Aim of the exercise:
All of the data should be repeated exactly; pictures are not part of the copy.

(Saved entries)
↓

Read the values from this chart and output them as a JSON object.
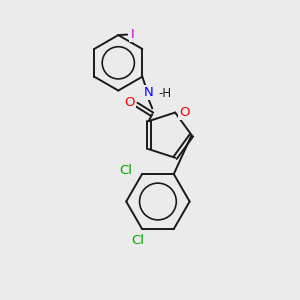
{
  "background_color": "#ebebeb",
  "bond_color": "#1a1a1a",
  "atom_colors": {
    "N": "#0000ff",
    "O": "#ff0000",
    "Cl": "#00aa00",
    "I": "#cc00cc"
  },
  "figsize": [
    3.0,
    3.0
  ],
  "dpi": 100,
  "lw": 1.4,
  "fontsize": 8.5
}
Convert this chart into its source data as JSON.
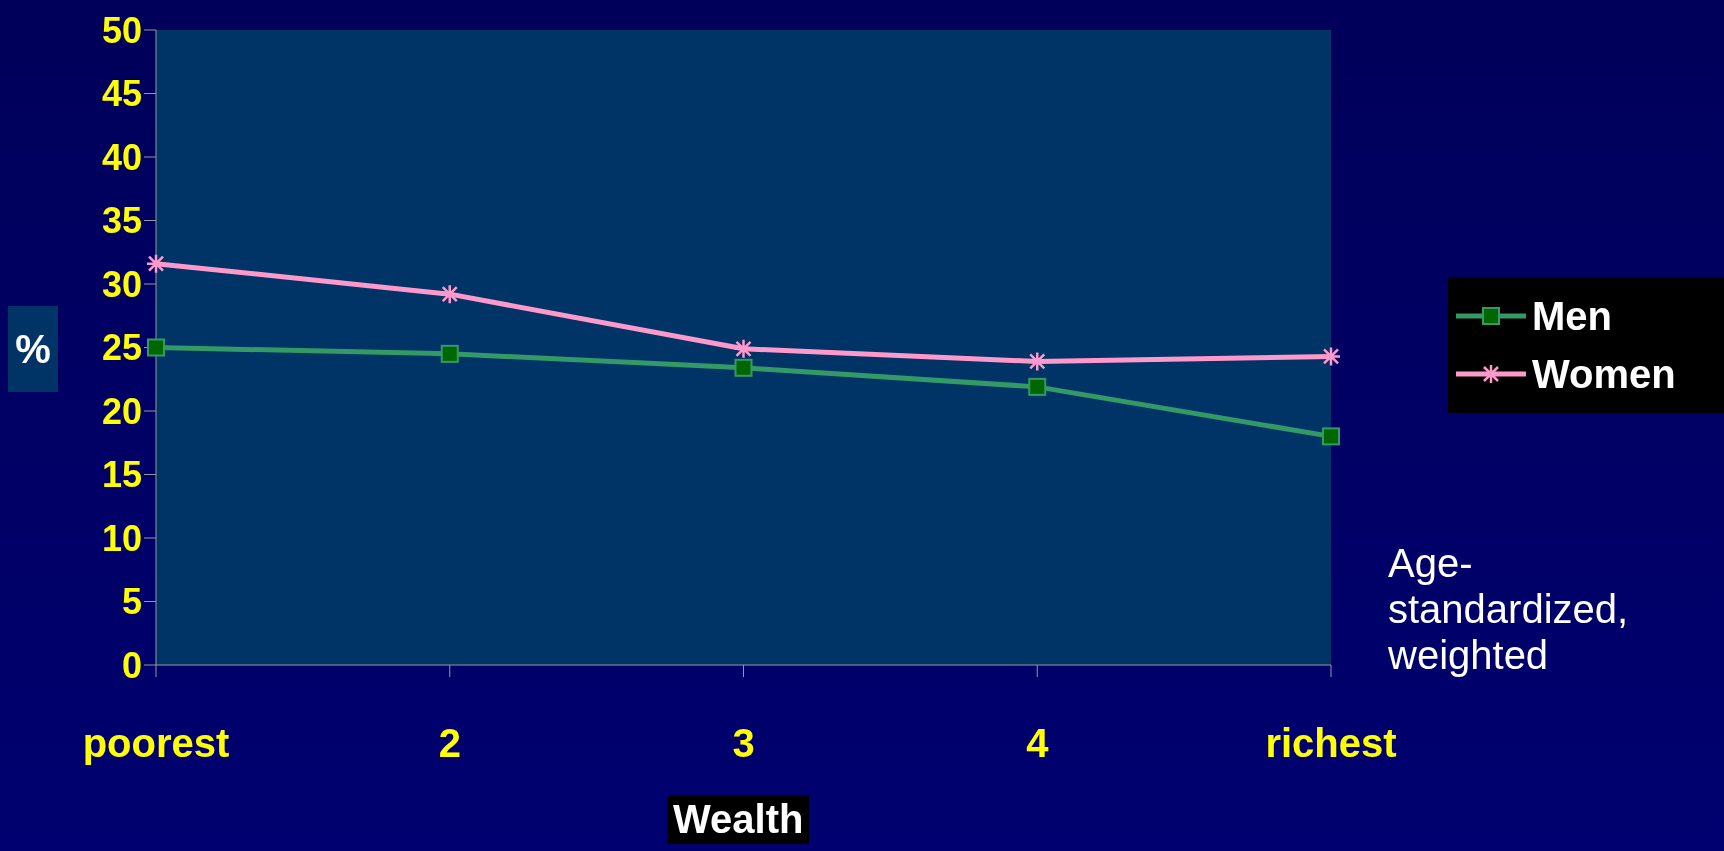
{
  "chart_data": {
    "type": "line",
    "xlabel": "Wealth",
    "ylabel": "%",
    "categories": [
      "poorest",
      "2",
      "3",
      "4",
      "richest"
    ],
    "series": [
      {
        "name": "Men",
        "color": "#339966",
        "marker": "square",
        "values": [
          25.0,
          24.5,
          23.4,
          21.9,
          18.0
        ]
      },
      {
        "name": "Women",
        "color": "#ff99cc",
        "marker": "cross",
        "values": [
          31.6,
          29.2,
          24.9,
          23.9,
          24.3
        ]
      }
    ],
    "ylim": [
      0,
      50
    ],
    "yticks": [
      0,
      5,
      10,
      15,
      20,
      25,
      30,
      35,
      40,
      45,
      50
    ],
    "grid": false,
    "legend": "right",
    "annotations": [
      "Age-standardized, weighted"
    ]
  }
}
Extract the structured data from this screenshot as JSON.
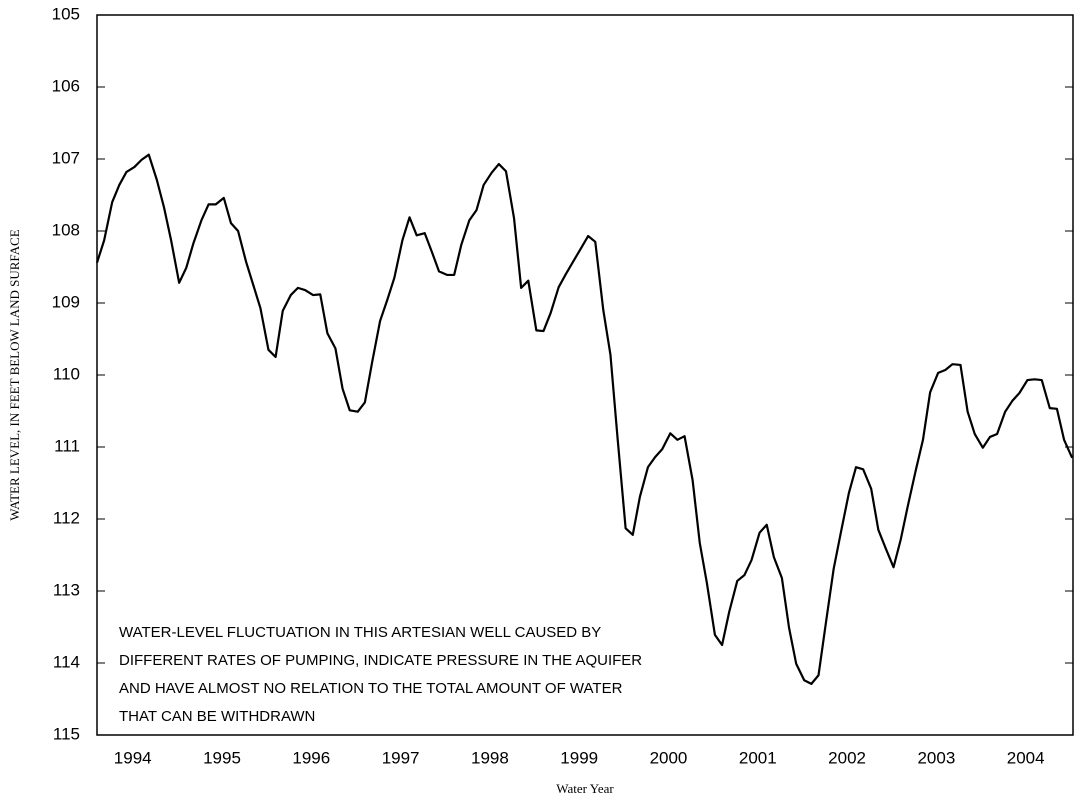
{
  "chart_data": {
    "type": "line",
    "x_label": "Water Year",
    "y_label": "WATER LEVEL, IN FEET BELOW LAND SURFACE",
    "annotation": [
      "WATER-LEVEL FLUCTUATION IN THIS ARTESIAN WELL CAUSED BY",
      "DIFFERENT RATES OF PUMPING, INDICATE PRESSURE IN THE AQUIFER",
      "AND HAVE ALMOST NO RELATION TO THE TOTAL AMOUNT OF WATER",
      "THAT CAN BE WITHDRAWN"
    ],
    "xlim": [
      1994.1,
      2005.03
    ],
    "ylim": [
      105,
      115
    ],
    "y_inverted": true,
    "yticks": [
      105,
      106,
      107,
      108,
      109,
      110,
      111,
      112,
      113,
      114,
      115
    ],
    "xticks": [
      {
        "value": 1994.5,
        "label": "1994"
      },
      {
        "value": 1995.5,
        "label": "1995"
      },
      {
        "value": 1996.5,
        "label": "1996"
      },
      {
        "value": 1997.5,
        "label": "1997"
      },
      {
        "value": 1998.5,
        "label": "1998"
      },
      {
        "value": 1999.5,
        "label": "1999"
      },
      {
        "value": 2000.5,
        "label": "2000"
      },
      {
        "value": 2001.5,
        "label": "2001"
      },
      {
        "value": 2002.5,
        "label": "2002"
      },
      {
        "value": 2003.5,
        "label": "2003"
      },
      {
        "value": 2004.5,
        "label": "2004"
      }
    ],
    "x": [
      1994.1,
      1994.18,
      1994.27,
      1994.35,
      1994.43,
      1994.52,
      1994.6,
      1994.68,
      1994.77,
      1994.85,
      1994.93,
      1995.02,
      1995.1,
      1995.18,
      1995.27,
      1995.35,
      1995.43,
      1995.52,
      1995.6,
      1995.68,
      1995.77,
      1995.85,
      1995.93,
      1996.02,
      1996.1,
      1996.18,
      1996.27,
      1996.35,
      1996.43,
      1996.52,
      1996.6,
      1996.68,
      1996.77,
      1996.85,
      1996.93,
      1997.02,
      1997.1,
      1997.18,
      1997.27,
      1997.35,
      1997.43,
      1997.52,
      1997.6,
      1997.68,
      1997.77,
      1997.85,
      1997.93,
      1998.02,
      1998.1,
      1998.18,
      1998.27,
      1998.35,
      1998.43,
      1998.52,
      1998.6,
      1998.68,
      1998.77,
      1998.85,
      1998.93,
      1999.02,
      1999.1,
      1999.18,
      1999.27,
      1999.35,
      1999.43,
      1999.52,
      1999.6,
      1999.68,
      1999.77,
      1999.85,
      1999.93,
      2000.02,
      2000.1,
      2000.18,
      2000.27,
      2000.35,
      2000.43,
      2000.52,
      2000.6,
      2000.68,
      2000.77,
      2000.85,
      2000.93,
      2001.02,
      2001.1,
      2001.18,
      2001.27,
      2001.35,
      2001.43,
      2001.52,
      2001.6,
      2001.68,
      2001.77,
      2001.85,
      2001.93,
      2002.02,
      2002.1,
      2002.18,
      2002.27,
      2002.35,
      2002.43,
      2002.52,
      2002.6,
      2002.68,
      2002.77,
      2002.85,
      2002.93,
      2003.02,
      2003.1,
      2003.18,
      2003.27,
      2003.35,
      2003.43,
      2003.52,
      2003.6,
      2003.68,
      2003.77,
      2003.85,
      2003.93,
      2004.02,
      2004.1,
      2004.18,
      2004.27,
      2004.35,
      2004.43,
      2004.52,
      2004.6,
      2004.68,
      2004.77,
      2004.85,
      2004.93,
      2005.02
    ],
    "series": [
      {
        "color": "#000000",
        "values": [
          108.44,
          108.13,
          107.6,
          107.36,
          107.18,
          107.11,
          107.01,
          106.94,
          107.29,
          107.67,
          108.13,
          108.72,
          108.51,
          108.17,
          107.85,
          107.63,
          107.63,
          107.54,
          107.89,
          108.0,
          108.43,
          108.75,
          109.07,
          109.65,
          109.75,
          109.11,
          108.89,
          108.79,
          108.82,
          108.89,
          108.88,
          109.42,
          109.63,
          110.19,
          110.49,
          110.51,
          110.38,
          109.83,
          109.25,
          108.96,
          108.65,
          108.13,
          107.81,
          108.06,
          108.03,
          108.29,
          108.56,
          108.61,
          108.61,
          108.19,
          107.85,
          107.71,
          107.36,
          107.19,
          107.07,
          107.17,
          107.82,
          108.79,
          108.69,
          109.38,
          109.39,
          109.14,
          108.78,
          108.6,
          108.43,
          108.24,
          108.07,
          108.15,
          109.1,
          109.72,
          110.88,
          112.13,
          112.22,
          111.69,
          111.28,
          111.14,
          111.03,
          110.81,
          110.9,
          110.85,
          111.46,
          112.33,
          112.89,
          113.61,
          113.75,
          113.29,
          112.86,
          112.78,
          112.57,
          112.19,
          112.08,
          112.53,
          112.82,
          113.51,
          114.01,
          114.24,
          114.29,
          114.17,
          113.38,
          112.69,
          112.19,
          111.64,
          111.28,
          111.31,
          111.58,
          112.15,
          112.4,
          112.67,
          112.29,
          111.82,
          111.32,
          110.9,
          110.24,
          109.97,
          109.93,
          109.85,
          109.86,
          110.51,
          110.82,
          111.01,
          110.86,
          110.82,
          110.51,
          110.36,
          110.25,
          110.07,
          110.06,
          110.07,
          110.46,
          110.47,
          110.9,
          111.15
        ]
      }
    ]
  }
}
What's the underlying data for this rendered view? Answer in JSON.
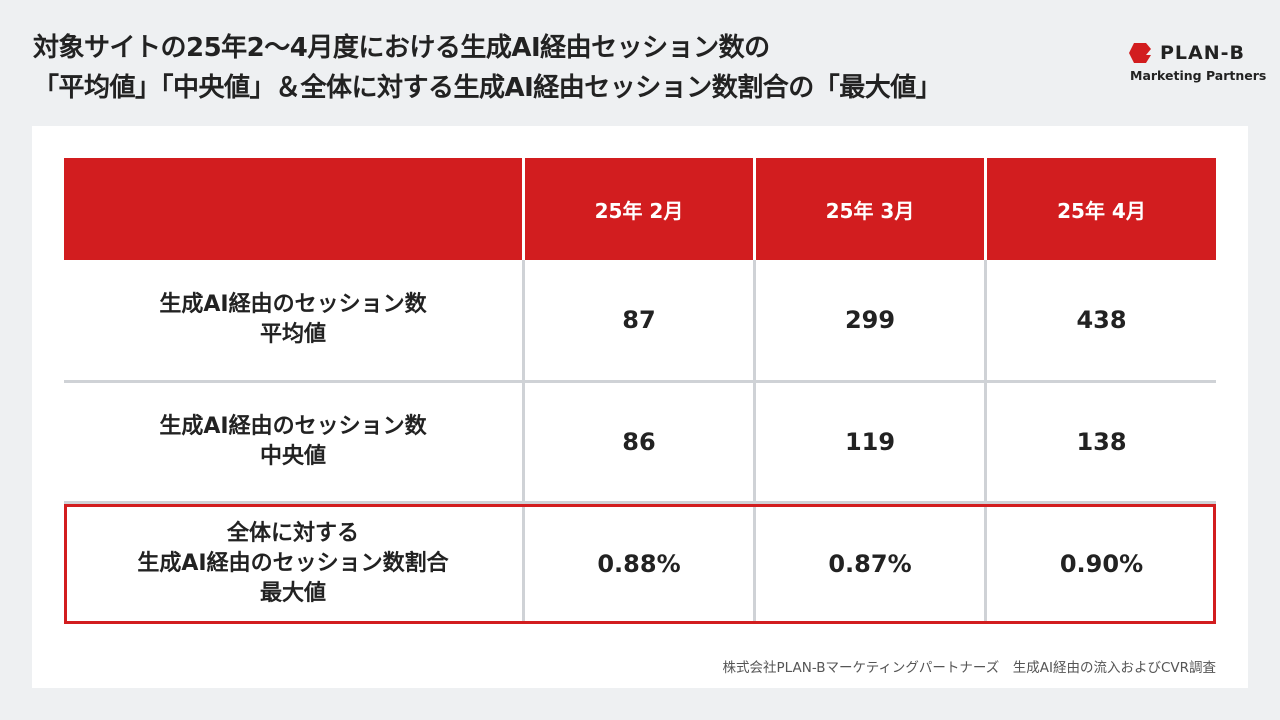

↑

Output of the task:
Read the values from this chart and output them as a JSON object.
{
  "background_color": "#ebebeb",
  "bond_color": "#1a1a1a",
  "atom_colors": {
    "N": "#0000ff",
    "O": "#ff0000",
    "Cl": "#00aa00",
    "I": "#cc00cc"
  },
  "figsize": [
    3.0,
    3.0
  ],
  "dpi": 100,
  "lw": 1.4,
  "fontsize": 8.5
}
Convert this chart into its source data as JSON.
{
  "chart_data": {
    "type": "line",
    "xlabel": "Wealth",
    "ylabel": "%",
    "categories": [
      "poorest",
      "2",
      "3",
      "4",
      "richest"
    ],
    "series": [
      {
        "name": "Men",
        "color": "#339966",
        "marker": "square",
        "values": [
          25.0,
          24.5,
          23.4,
          21.9,
          18.0
        ]
      },
      {
        "name": "Women",
        "color": "#ff99cc",
        "marker": "cross",
        "values": [
          31.6,
          29.2,
          24.9,
          23.9,
          24.3
        ]
      }
    ],
    "ylim": [
      0,
      50
    ],
    "yticks": [
      0,
      5,
      10,
      15,
      20,
      25,
      30,
      35,
      40,
      45,
      50
    ],
    "grid": false,
    "legend": "right",
    "annotations": [
      "Age-standardized, weighted"
    ]
  }
}
Extract the structured data from this screenshot as JSON.
{
  "chart_data": {
    "type": "line",
    "x_label": "Water Year",
    "y_label": "WATER LEVEL, IN FEET BELOW LAND SURFACE",
    "annotation": [
      "WATER-LEVEL FLUCTUATION IN THIS ARTESIAN WELL CAUSED BY",
      "DIFFERENT RATES OF PUMPING, INDICATE PRESSURE IN THE AQUIFER",
      "AND HAVE ALMOST NO RELATION TO THE TOTAL AMOUNT OF WATER",
      "THAT CAN BE WITHDRAWN"
    ],
    "xlim": [
      1994.1,
      2005.03
    ],
    "ylim": [
      105,
      115
    ],
    "y_inverted": true,
    "yticks": [
      105,
      106,
      107,
      108,
      109,
      110,
      111,
      112,
      113,
      114,
      115
    ],
    "xticks": [
      {
        "value": 1994.5,
        "label": "1994"
      },
      {
        "value": 1995.5,
        "label": "1995"
      },
      {
        "value": 1996.5,
        "label": "1996"
      },
      {
        "value": 1997.5,
        "label": "1997"
      },
      {
        "value": 1998.5,
        "label": "1998"
      },
      {
        "value": 1999.5,
        "label": "1999"
      },
      {
        "value": 2000.5,
        "label": "2000"
      },
      {
        "value": 2001.5,
        "label": "2001"
      },
      {
        "value": 2002.5,
        "label": "2002"
      },
      {
        "value": 2003.5,
        "label": "2003"
      },
      {
        "value": 2004.5,
        "label": "2004"
      }
    ],
    "x": [
      1994.1,
      1994.18,
      1994.27,
      1994.35,
      1994.43,
      1994.52,
      1994.6,
      1994.68,
      1994.77,
      1994.85,
      1994.93,
      1995.02,
      1995.1,
      1995.18,
      1995.27,
      1995.35,
      1995.43,
      1995.52,
      1995.6,
      1995.68,
      1995.77,
      1995.85,
      1995.93,
      1996.02,
      1996.1,
      1996.18,
      1996.27,
      1996.35,
      1996.43,
      1996.52,
      1996.6,
      1996.68,
      1996.77,
      1996.85,
      1996.93,
      1997.02,
      1997.1,
      1997.18,
      1997.27,
      1997.35,
      1997.43,
      1997.52,
      1997.6,
      1997.68,
      1997.77,
      1997.85,
      1997.93,
      1998.02,
      1998.1,
      1998.18,
      1998.27,
      1998.35,
      1998.43,
      1998.52,
      1998.6,
      1998.68,
      1998.77,
      1998.85,
      1998.93,
      1999.02,
      1999.1,
      1999.18,
      1999.27,
      1999.35,
      1999.43,
      1999.52,
      1999.6,
      1999.68,
      1999.77,
      1999.85,
      1999.93,
      2000.02,
      2000.1,
      2000.18,
      2000.27,
      2000.35,
      2000.43,
      2000.52,
      2000.6,
      2000.68,
      2000.77,
      2000.85,
      2000.93,
      2001.02,
      2001.1,
      2001.18,
      2001.27,
      2001.35,
      2001.43,
      2001.52,
      2001.6,
      2001.68,
      2001.77,
      2001.85,
      2001.93,
      2002.02,
      2002.1,
      2002.18,
      2002.27,
      2002.35,
      2002.43,
      2002.52,
      2002.6,
      2002.68,
      2002.77,
      2002.85,
      2002.93,
      2003.02,
      2003.1,
      2003.18,
      2003.27,
      2003.35,
      2003.43,
      2003.52,
      2003.6,
      2003.68,
      2003.77,
      2003.85,
      2003.93,
      2004.02,
      2004.1,
      2004.18,
      2004.27,
      2004.35,
      2004.43,
      2004.52,
      2004.6,
      2004.68,
      2004.77,
      2004.85,
      2004.93,
      2005.02
    ],
    "series": [
      {
        "color": "#000000",
        "values": [
          108.44,
          108.13,
          107.6,
          107.36,
          107.18,
          107.11,
          107.01,
          106.94,
          107.29,
          107.67,
          108.13,
          108.72,
          108.51,
          108.17,
          107.85,
          107.63,
          107.63,
          107.54,
          107.89,
          108.0,
          108.43,
          108.75,
          109.07,
          109.65,
          109.75,
          109.11,
          108.89,
          108.79,
          108.82,
          108.89,
          108.88,
          109.42,
          109.63,
          110.19,
          110.49,
          110.51,
          110.38,
          109.83,
          109.25,
          108.96,
          108.65,
          108.13,
          107.81,
          108.06,
          108.03,
          108.29,
          108.56,
          108.61,
          108.61,
          108.19,
          107.85,
          107.71,
          107.36,
          107.19,
          107.07,
          107.17,
          107.82,
          108.79,
          108.69,
          109.38,
          109.39,
          109.14,
          108.78,
          108.6,
          108.43,
          108.24,
          108.07,
          108.15,
          109.1,
          109.72,
          110.88,
          112.13,
          112.22,
          111.69,
          111.28,
          111.14,
          111.03,
          110.81,
          110.9,
          110.85,
          111.46,
          112.33,
          112.89,
          113.61,
          113.75,
          113.29,
          112.86,
          112.78,
          112.57,
          112.19,
          112.08,
          112.53,
          112.82,
          113.51,
          114.01,
          114.24,
          114.29,
          114.17,
          113.38,
          112.69,
          112.19,
          111.64,
          111.28,
          111.31,
          111.58,
          112.15,
          112.4,
          112.67,
          112.29,
          111.82,
          111.32,
          110.9,
          110.24,
          109.97,
          109.93,
          109.85,
          109.86,
          110.51,
          110.82,
          111.01,
          110.86,
          110.82,
          110.51,
          110.36,
          110.25,
          110.07,
          110.06,
          110.07,
          110.46,
          110.47,
          110.9,
          111.15
        ]
      }
    ]
  }
}
What's the underlying data for this rendered view? Answer in JSON.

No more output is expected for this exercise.